JOBS –
- 1) Answer these questions from the patent passage on impeller adjustment:
(a) Which three parts characterize the impeller/housing adjustment combination?
(b) What is configured on the end of the pump shaft opposite the pump shaft threads?
(c) What example angular intervals are given for the alignment of the holes and openings?
- 2) List every part that the patent passage on impeller adjustment names as characterizing the adjustment combination.
- 3) Carry on the patent passage on adjusting a pump impeller relative to its housing, beginning after its final sentence.

Furthermore, according to some embodiments, the present invention may take the form of an impeller/housing adjustment combination for adjusting an impeller relative to a housing of a pump, e.g., characterized by a combination of a pump shaft, a bearing housing, and an adjustment nut. The pump shaft may include a pump shaft surface having pump shaft threads configured on one end and having an impeller configured on the other end. The bearing housing may be configured to be coupled to the pump shaft and further configured to have a bearing housing surface with holes for receiving fasteners, the holes being uniformly arranged at a first predetermined angle around the pump shaft. The adjustment nut may be configured to have a central bore with a central bore thread to rotationally couple to a pump shaft thread of the pump shaft, the adjustment nut being configured to rotate and axially move the pump shaft relative to the bearing housing to adjust an impeller clearance between a working side of the impeller and a housing of the pump, and may be configured to have an adjustment nut surface with a different number of openings than the bore, the openings being uniformly arranged around the pump shaft at a second predetermined angle different than the first predetermined angle. In this combination, when the adjustment nut is rotated in either direction relative to the bearing housing, the corresponding set of holes and openings are configured to align at predetermined angular intervals defined by a differential relationship between the first predetermined angle and the second predetermined angle, including, for example, at predetermined angular intervals of about every 9 ° or 15 °, so as to receive a fastener to couple the adjustment nut to the bearing housing when adjustment of the impeller gap is completed. The impeller/housing adjustment combination may also include one or more of the other features described herein.

Stored records:
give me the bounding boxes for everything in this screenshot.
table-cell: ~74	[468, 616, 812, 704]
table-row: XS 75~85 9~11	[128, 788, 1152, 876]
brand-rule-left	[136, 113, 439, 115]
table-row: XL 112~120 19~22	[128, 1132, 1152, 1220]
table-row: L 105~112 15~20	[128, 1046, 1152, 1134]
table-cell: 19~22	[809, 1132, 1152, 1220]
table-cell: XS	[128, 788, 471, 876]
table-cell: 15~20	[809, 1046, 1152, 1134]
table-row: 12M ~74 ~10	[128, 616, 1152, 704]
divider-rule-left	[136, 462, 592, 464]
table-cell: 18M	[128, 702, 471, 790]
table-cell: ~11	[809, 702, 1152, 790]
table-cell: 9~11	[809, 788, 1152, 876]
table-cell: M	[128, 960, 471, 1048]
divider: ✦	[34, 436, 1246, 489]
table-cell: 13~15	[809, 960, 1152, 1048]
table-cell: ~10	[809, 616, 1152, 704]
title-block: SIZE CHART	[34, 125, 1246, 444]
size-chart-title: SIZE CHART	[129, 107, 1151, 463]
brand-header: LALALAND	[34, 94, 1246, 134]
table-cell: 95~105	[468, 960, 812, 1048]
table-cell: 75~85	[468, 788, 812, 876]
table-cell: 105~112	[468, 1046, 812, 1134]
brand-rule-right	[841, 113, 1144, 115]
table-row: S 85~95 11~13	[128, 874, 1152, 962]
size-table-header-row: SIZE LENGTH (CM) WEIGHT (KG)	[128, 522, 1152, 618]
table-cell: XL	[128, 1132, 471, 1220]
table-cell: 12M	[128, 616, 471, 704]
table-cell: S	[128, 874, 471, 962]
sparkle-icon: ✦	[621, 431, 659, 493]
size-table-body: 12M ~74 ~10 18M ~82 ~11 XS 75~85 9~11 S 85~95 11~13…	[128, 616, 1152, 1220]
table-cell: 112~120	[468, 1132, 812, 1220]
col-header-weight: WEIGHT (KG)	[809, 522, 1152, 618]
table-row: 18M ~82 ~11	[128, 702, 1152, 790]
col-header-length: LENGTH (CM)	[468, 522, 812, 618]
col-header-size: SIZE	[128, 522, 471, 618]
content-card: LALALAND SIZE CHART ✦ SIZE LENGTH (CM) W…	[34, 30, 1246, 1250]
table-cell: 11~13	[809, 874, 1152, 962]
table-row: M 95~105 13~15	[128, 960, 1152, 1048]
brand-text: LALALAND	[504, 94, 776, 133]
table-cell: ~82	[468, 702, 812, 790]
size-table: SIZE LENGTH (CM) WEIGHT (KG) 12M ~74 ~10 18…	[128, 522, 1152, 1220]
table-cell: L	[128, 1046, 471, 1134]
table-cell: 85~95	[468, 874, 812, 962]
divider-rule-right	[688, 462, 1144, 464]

ANSWERS BELOW –
- 1)
(a) A pump shaft, a bearing housing, and an adjustment nut.
(b) An impeller.
(c) About every 9° or 15°.

- 2)
- Pump shaft
- Bearing housing
- Adjustment nut

- 3)
Furthermore, according to some embodiments, the present invention may take the form of a pump featuring a novel and unique combination of bearing housing and adjustment nut. The bearing housing may be configured to be coupled to the pump shaft and further configured to have a bearing housing surface with holes for receiving fasteners, the holes being uniformly arranged at a first predetermined angle around the pump shaft. The adjustment nut may be configured to have a central bore with a central bore thread to rotationally couple to a pump shaft thread of the pump shaft, the adjustment nut being configured to rotate and axially move the pump shaft relative to the bearing housing to adjust an impeller clearance between a working side of an impeller disposed on the pump shaft and a housing of the rotary device, and to have an adjustment nut surface with a different number of openings than the bore, the openings being uniformly disposed about the pump shaft at a second predetermined angle different from the first predetermined angle. In this combination, when the adjustment nut is rotated in either direction relative to the bearing housing, the corresponding set of holes and openings may be configured to align at a predetermined angular interval defined by a differential relationship between a first predetermined angle and a second predetermined angle to receive a fastener to couple the adjustment nut to the bearing housing when adjustment of the impeller gap is completed.

By way of example, the holes may include eight (8) holes uniformly arranged at about 45 ° around the pump shaft, and the openings may include six (6) openings uniformly arranged at about 60 ° around the pump shaft, or the holes may include six (6) holes uniformly arranged at about 60 ° around the pump shaft, and the openings may include eight (8) openings uniformly arranged at about 45 ° around the pump shaft; and the predetermined angular interval is about 15 °.

By way of further example, the holes may include eight (8) holes uniformly arranged at about 45 ° around the pump shaft, and the openings may include ten (10) openings uniformly arranged at about 36 ° around the pump shaft, or the holes may include ten (10) holes uniformly arranged at about 36 ° around the pump shaft, and the openings may include eight (8) openings uniformly arranged at about 45 ° around the pump shaft; and the predetermined angular interval is about 9 °.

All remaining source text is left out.